Supplied data.
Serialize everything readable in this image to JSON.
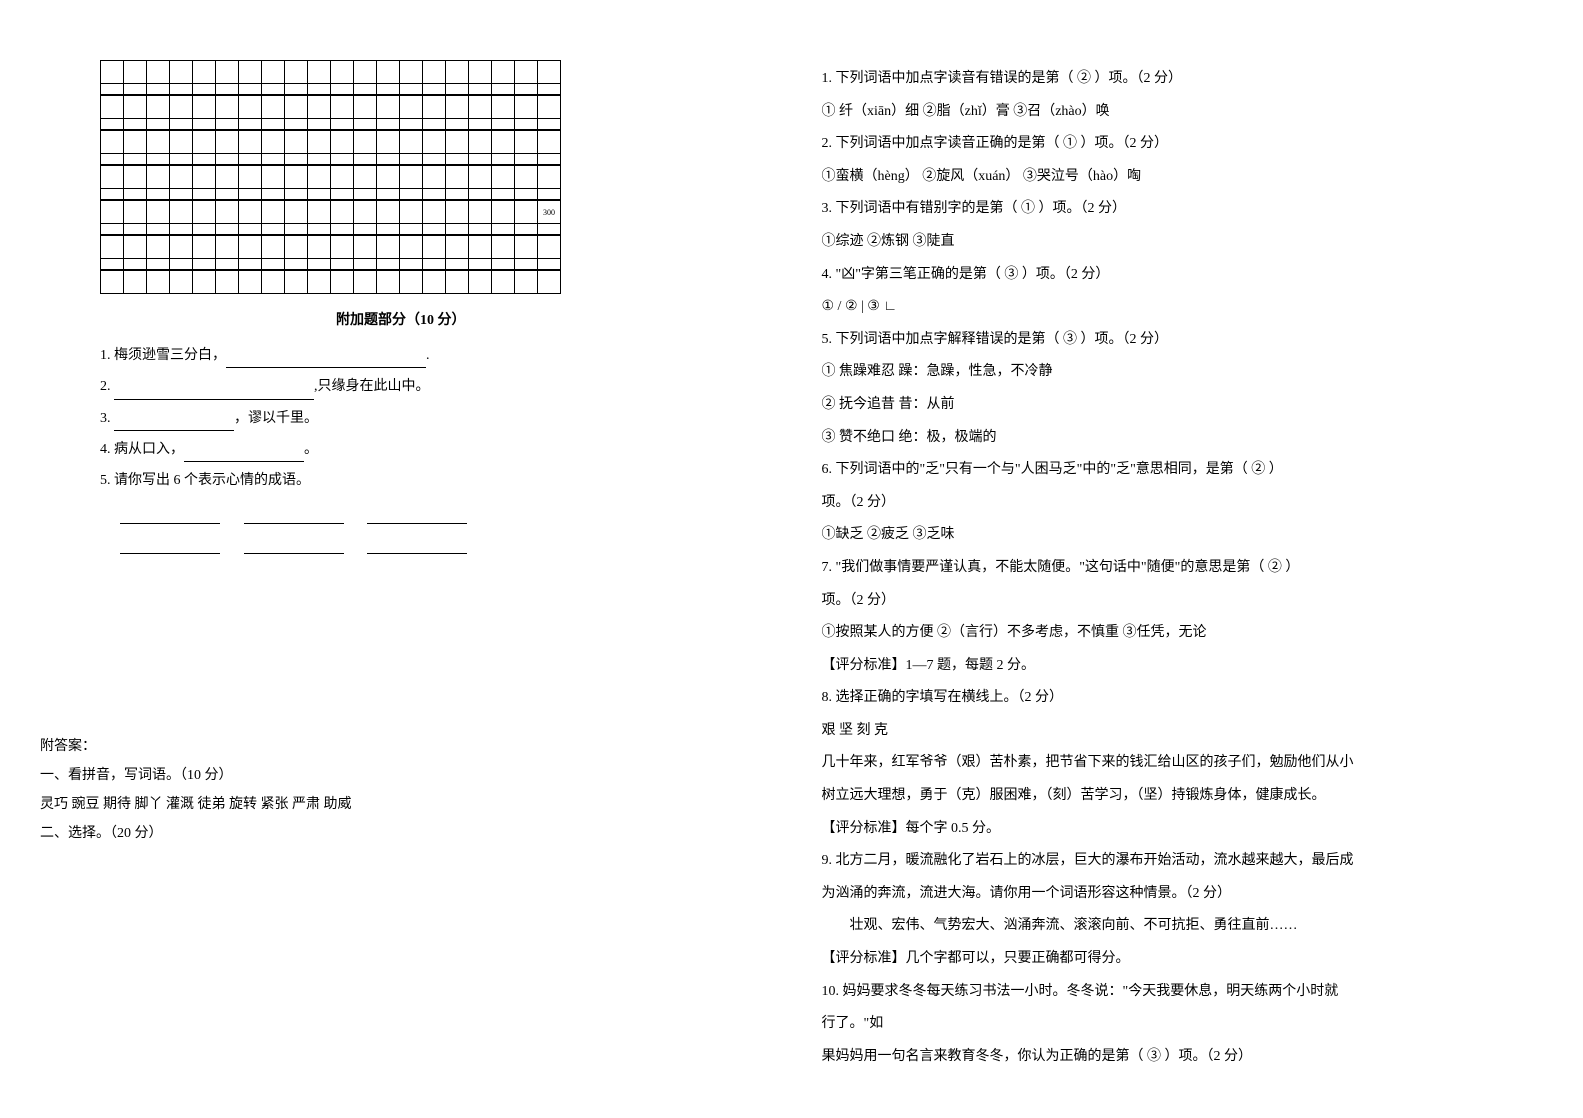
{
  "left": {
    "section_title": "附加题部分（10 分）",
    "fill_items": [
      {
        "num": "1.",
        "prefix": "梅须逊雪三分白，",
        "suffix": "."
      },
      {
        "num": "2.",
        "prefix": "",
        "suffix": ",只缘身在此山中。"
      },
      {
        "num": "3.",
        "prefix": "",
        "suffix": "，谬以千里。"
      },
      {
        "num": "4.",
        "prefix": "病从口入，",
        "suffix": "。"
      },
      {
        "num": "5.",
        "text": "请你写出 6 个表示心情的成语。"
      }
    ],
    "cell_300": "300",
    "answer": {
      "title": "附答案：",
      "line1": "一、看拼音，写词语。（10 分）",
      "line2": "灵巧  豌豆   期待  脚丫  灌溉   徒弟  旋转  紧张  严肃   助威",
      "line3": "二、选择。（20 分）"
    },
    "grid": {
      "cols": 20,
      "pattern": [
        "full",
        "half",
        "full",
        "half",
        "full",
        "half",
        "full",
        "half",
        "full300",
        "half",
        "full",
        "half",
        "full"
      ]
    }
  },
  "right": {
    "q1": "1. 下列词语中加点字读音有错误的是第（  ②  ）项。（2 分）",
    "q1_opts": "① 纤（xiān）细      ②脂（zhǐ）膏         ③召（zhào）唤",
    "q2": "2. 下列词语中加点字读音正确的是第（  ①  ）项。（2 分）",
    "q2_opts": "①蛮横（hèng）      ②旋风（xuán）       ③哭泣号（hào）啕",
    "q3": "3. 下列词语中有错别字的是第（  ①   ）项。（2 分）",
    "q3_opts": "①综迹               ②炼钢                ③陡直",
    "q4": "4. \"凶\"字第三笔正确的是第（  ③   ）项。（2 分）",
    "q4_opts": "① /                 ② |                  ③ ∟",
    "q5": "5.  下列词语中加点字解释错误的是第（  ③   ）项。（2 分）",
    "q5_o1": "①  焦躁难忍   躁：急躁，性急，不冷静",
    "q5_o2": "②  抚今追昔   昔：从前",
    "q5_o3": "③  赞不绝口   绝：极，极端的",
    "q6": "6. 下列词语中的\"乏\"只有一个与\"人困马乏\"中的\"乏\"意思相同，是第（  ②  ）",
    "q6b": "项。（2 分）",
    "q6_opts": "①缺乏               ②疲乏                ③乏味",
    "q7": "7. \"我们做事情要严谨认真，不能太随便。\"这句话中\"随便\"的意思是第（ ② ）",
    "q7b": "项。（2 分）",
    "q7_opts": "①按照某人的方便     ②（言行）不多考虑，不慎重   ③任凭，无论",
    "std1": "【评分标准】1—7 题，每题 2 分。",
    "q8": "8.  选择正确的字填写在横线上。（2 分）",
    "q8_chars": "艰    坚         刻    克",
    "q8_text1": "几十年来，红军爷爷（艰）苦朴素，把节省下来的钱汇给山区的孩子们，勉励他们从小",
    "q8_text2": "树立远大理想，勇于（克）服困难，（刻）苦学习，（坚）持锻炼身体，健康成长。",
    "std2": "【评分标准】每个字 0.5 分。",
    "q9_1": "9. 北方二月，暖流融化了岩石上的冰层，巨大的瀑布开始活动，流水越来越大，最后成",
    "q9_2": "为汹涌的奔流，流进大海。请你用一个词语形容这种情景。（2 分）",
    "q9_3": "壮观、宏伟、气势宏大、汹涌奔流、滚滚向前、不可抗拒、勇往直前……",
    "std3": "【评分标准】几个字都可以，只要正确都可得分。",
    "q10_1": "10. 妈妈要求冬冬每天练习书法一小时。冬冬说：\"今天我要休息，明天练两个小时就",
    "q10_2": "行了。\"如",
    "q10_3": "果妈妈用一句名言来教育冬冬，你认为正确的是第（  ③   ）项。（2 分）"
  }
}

Aim. Where does the word "prefix" appear? Return each line that holds it.

Result below.
        "prefix": "梅须逊雪三分白，",
        "prefix": "",
        "prefix": "",
        "prefix": "病从口入，",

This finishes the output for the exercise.